Text shown
↓
The blazes, which firefighters say were most likely caused deliberately, raged near Deir al-Qamar on Tuesday, an ancient Christian town and Unesco world heritage site.
One resident, resident Joseph al-Itr, said: "Most of Deir al-Qamar is engulfed in thick, black smoke.
"There's not one wooded area left. Some villas are ablaze, cars are burnt, the phone and electricity lines are burnt."
Brigadier-General Darweesh Hobeika, the head of the Lebanese Civil Defence, said that about 85 fires started on Tuesday and 118 on Monday.
The fires are estimated to have destroyed about 100 hectares of woodland.
"It's a 95 per cent possibility that the fires were caused intentionally by people trying to obtain charcoal as a cheaper substitute for fuel," Hobeika said.
↑
Listed entries
↓
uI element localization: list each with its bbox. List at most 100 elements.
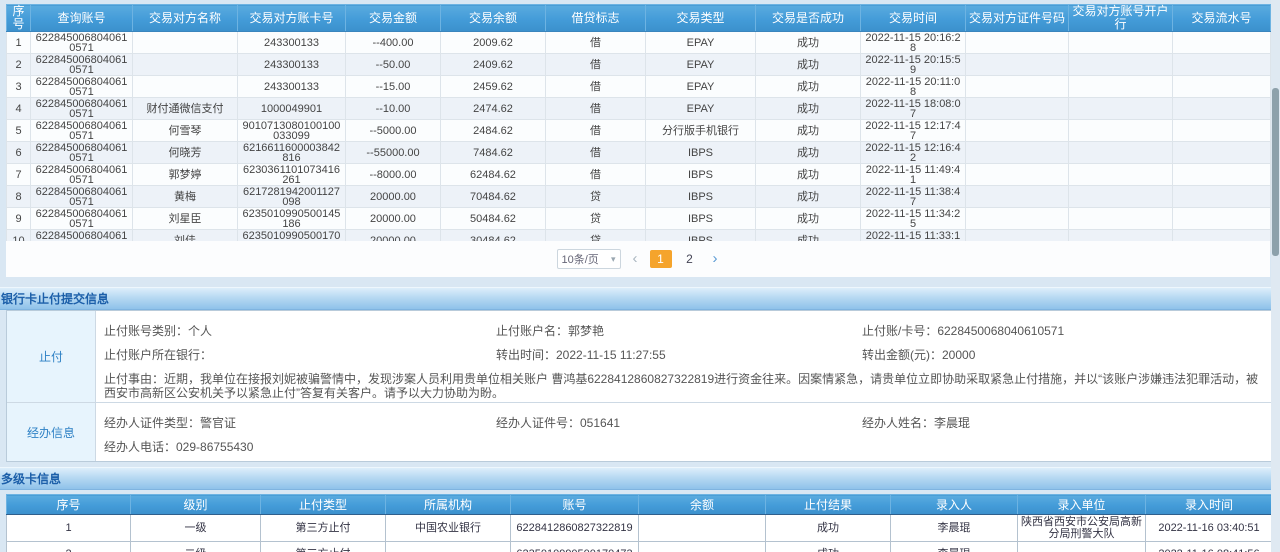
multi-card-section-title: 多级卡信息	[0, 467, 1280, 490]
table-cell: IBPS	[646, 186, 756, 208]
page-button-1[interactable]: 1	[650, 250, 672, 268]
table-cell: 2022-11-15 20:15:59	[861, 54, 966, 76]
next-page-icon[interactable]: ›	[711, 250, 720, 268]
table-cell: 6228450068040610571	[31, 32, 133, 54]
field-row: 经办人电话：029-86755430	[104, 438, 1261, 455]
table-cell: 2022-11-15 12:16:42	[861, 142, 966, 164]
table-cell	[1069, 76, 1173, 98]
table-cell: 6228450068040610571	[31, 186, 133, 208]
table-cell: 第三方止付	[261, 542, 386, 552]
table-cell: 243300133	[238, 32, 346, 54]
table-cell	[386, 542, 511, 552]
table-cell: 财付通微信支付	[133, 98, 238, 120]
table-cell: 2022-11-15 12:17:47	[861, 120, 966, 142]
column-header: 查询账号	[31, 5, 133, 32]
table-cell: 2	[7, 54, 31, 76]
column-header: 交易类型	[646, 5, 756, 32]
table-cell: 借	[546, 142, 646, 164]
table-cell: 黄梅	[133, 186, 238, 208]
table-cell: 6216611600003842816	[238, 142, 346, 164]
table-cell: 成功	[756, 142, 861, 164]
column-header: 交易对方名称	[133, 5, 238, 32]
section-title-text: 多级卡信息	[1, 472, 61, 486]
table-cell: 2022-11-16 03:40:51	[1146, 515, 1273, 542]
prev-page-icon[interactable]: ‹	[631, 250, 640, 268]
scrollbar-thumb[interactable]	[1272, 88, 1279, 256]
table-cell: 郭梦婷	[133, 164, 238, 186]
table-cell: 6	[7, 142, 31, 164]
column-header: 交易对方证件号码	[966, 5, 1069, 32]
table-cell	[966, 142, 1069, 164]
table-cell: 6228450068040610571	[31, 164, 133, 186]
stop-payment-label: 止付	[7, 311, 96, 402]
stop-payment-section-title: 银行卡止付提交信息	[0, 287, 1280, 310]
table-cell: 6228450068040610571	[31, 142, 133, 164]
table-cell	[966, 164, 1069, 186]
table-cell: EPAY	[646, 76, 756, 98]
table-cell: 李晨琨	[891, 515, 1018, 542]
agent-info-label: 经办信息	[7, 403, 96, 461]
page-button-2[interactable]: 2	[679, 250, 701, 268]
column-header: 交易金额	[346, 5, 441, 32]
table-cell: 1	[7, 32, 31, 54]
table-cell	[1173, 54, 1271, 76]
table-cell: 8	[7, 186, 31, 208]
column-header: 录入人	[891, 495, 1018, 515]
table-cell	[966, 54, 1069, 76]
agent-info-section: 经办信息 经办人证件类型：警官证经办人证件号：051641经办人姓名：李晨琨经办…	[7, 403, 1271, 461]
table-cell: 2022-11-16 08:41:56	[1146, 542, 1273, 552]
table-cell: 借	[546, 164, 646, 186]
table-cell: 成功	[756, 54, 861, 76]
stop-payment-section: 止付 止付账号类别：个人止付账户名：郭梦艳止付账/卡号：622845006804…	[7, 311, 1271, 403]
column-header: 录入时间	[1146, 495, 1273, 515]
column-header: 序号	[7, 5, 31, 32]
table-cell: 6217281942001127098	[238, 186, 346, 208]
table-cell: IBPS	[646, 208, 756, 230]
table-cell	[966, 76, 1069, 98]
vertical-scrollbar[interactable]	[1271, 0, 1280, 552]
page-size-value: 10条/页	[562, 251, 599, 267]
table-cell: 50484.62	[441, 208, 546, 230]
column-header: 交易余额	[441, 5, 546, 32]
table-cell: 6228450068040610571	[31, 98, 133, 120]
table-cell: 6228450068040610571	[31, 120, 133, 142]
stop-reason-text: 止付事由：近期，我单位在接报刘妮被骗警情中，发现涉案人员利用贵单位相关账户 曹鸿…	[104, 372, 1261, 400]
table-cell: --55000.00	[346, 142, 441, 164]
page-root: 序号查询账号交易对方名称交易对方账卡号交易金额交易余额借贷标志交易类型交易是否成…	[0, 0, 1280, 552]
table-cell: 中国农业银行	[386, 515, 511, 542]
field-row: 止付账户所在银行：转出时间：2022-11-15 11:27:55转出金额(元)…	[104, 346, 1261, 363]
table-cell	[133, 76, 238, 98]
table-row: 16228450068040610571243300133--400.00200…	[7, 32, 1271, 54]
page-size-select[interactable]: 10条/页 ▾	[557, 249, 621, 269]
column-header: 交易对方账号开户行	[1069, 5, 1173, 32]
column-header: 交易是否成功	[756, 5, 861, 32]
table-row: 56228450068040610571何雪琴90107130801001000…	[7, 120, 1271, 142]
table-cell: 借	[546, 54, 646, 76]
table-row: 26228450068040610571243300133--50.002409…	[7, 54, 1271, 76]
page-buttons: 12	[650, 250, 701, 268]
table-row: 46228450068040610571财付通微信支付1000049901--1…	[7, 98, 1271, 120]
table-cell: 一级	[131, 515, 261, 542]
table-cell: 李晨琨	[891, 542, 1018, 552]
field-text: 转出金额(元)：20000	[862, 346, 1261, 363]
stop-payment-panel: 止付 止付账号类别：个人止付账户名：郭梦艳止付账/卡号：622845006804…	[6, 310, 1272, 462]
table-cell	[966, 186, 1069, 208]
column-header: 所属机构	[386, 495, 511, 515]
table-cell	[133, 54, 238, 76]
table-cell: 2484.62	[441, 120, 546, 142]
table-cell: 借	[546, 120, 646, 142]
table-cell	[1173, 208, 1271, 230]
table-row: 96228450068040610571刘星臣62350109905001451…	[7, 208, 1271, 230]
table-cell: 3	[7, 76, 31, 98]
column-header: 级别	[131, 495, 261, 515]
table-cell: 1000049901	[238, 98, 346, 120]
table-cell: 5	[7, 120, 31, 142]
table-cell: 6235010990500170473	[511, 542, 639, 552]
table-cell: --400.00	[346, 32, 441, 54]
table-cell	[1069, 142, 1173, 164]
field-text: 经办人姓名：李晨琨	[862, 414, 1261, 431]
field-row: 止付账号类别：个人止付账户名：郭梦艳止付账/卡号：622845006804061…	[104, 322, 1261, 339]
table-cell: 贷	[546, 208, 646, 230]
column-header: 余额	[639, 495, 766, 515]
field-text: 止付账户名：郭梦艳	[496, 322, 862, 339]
↑
↓
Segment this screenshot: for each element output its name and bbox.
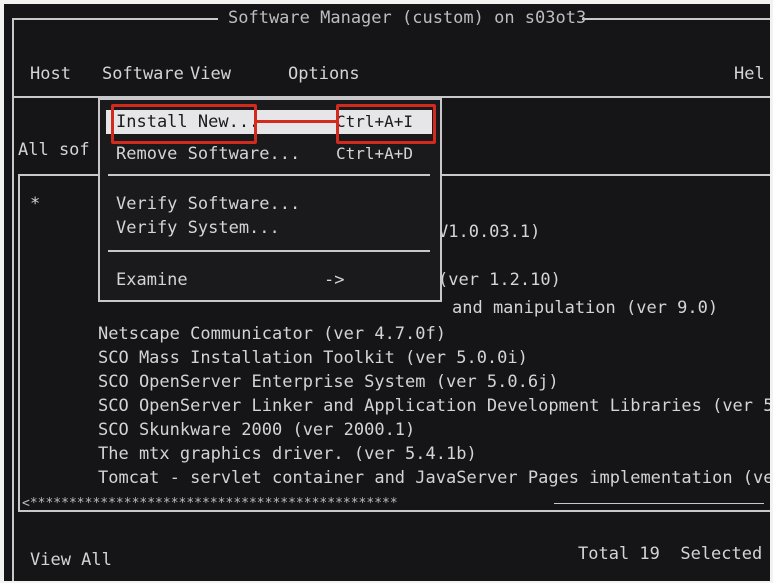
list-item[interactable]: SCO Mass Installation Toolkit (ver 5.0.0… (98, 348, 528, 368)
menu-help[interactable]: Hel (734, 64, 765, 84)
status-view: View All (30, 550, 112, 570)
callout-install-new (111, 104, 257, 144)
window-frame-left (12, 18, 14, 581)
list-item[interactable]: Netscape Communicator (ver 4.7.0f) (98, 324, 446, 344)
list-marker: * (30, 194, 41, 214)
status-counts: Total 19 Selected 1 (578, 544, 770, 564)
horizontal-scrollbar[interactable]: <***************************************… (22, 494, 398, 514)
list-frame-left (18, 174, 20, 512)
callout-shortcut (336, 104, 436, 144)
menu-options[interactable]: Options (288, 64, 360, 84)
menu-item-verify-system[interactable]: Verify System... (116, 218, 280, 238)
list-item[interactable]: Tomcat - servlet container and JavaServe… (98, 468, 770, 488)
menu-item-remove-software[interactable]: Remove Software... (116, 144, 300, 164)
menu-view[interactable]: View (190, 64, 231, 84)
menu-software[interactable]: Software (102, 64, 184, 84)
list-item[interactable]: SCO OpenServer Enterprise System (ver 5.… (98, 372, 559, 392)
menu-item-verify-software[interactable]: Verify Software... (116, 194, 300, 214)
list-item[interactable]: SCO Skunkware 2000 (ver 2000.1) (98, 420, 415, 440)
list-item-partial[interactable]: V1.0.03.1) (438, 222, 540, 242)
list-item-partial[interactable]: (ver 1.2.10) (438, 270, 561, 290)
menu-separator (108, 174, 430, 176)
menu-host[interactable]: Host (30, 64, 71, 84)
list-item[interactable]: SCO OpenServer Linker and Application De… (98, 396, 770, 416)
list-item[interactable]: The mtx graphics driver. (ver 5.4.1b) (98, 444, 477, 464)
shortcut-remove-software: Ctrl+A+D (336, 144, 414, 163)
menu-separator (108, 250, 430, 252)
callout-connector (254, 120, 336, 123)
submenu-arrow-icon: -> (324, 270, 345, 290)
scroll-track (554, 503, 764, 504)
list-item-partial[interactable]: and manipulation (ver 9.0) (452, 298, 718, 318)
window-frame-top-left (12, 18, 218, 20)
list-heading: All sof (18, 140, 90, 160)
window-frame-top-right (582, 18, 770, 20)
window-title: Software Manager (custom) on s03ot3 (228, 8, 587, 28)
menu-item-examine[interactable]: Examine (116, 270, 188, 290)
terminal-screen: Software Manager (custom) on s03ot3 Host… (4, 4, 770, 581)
↑
Challenges
1. In the text about the fires near Deir al-Qamar, what reason does Hobeika give for why people would have started the fires on purpose?
2. Copy the rows from the second block verbatim, everything from the line containing "list-item[interactable]: SCO Mass" down to the line containing "list-item[interactable]: Tomcat - servlet".

Per-task outputs
1. Hobeika says there is a 95 percent possibility that people set the fires intentionally to obtain charcoal, which they would use as a cheaper substitute for fuel.

2.
list-item[interactable]: SCO Mass Installation Toolkit (ver 5.0.0… (98, 348, 528, 368)
menu-help[interactable]: Hel (734, 64, 765, 84)
status-view: View All (30, 550, 112, 570)
callout-install-new (111, 104, 257, 144)
window-frame-left (12, 18, 14, 581)
list-item[interactable]: Netscape Communicator (ver 4.7.0f) (98, 324, 446, 344)
list-marker: * (30, 194, 41, 214)
status-counts: Total 19 Selected 1 (578, 544, 770, 564)
horizontal-scrollbar[interactable]: <***************************************… (22, 494, 398, 514)
list-frame-left (18, 174, 20, 512)
callout-shortcut (336, 104, 436, 144)
menu-options[interactable]: Options (288, 64, 360, 84)
menu-item-verify-system[interactable]: Verify System... (116, 218, 280, 238)
list-item[interactable]: Tomcat - servlet container and JavaServe… (98, 468, 770, 488)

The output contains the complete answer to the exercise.